>> BEGIN

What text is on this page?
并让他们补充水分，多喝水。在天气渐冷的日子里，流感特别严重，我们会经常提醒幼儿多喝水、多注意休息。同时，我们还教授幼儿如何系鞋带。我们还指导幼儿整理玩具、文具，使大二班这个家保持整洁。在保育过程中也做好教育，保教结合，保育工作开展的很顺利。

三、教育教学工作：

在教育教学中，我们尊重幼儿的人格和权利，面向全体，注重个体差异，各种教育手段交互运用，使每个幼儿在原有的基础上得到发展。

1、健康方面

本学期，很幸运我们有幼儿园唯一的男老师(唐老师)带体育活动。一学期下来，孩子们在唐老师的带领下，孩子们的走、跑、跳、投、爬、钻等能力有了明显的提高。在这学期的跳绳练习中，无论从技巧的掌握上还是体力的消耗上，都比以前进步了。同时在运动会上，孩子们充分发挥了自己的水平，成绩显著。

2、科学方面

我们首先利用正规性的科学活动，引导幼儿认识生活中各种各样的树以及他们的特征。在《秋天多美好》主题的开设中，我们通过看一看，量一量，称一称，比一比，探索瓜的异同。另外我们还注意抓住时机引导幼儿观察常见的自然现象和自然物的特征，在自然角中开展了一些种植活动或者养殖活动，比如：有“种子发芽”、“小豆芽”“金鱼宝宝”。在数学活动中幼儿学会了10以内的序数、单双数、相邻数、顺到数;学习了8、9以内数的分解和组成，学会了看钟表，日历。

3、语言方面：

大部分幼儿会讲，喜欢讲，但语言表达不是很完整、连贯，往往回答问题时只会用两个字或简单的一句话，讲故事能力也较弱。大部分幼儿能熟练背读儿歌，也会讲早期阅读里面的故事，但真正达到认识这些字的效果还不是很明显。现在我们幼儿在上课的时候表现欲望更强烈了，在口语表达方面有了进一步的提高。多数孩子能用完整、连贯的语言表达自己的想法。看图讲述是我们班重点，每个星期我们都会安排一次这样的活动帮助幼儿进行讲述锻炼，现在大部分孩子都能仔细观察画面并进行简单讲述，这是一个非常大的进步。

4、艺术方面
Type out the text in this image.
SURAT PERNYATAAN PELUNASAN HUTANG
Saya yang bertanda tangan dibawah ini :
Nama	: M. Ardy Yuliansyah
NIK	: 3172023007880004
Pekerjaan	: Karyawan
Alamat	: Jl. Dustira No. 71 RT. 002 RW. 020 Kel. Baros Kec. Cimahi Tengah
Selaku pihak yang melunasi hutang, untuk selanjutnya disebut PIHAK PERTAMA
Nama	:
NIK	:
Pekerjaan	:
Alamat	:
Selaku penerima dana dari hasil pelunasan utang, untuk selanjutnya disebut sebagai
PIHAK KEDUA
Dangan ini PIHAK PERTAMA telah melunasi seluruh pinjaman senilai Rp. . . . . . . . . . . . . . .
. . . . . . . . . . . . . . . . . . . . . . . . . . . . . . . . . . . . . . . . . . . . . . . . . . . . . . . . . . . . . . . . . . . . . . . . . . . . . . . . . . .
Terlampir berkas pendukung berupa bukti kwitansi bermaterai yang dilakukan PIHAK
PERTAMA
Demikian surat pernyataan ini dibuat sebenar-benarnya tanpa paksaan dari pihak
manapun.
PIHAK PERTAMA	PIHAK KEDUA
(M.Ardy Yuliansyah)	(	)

>> END

Copy out every line from the one containing "Type out the text in this image." to the end of the material, both ends included.

Type out the text in this image.
SURAT PERNYATAAN PELUNASAN HUTANG
Saya yang bertanda tangan dibawah ini :
Nama	: M. Ardy Yuliansyah
NIK	: 3172023007880004
Pekerjaan	: Karyawan
Alamat	: Jl. Dustira No. 71 RT. 002 RW. 020 Kel. Baros Kec. Cimahi Tengah
Selaku pihak yang melunasi hutang, untuk selanjutnya disebut PIHAK PERTAMA
Nama	:
NIK	:
Pekerjaan	:
Alamat	:
Selaku penerima dana dari hasil pelunasan utang, untuk selanjutnya disebut sebagai
PIHAK KEDUA
Dangan ini PIHAK PERTAMA telah melunasi seluruh pinjaman senilai Rp. . . . . . . . . . . . . . .
. . . . . . . . . . . . . . . . . . . . . . . . . . . . . . . . . . . . . . . . . . . . . . . . . . . . . . . . . . . . . . . . . . . . . . . . . . . . . . . . . . .
Terlampir berkas pendukung berupa bukti kwitansi bermaterai yang dilakukan PIHAK
PERTAMA
Demikian surat pernyataan ini dibuat sebenar-benarnya tanpa paksaan dari pihak
manapun.
PIHAK PERTAMA	PIHAK KEDUA
(M.Ardy Yuliansyah)	(	)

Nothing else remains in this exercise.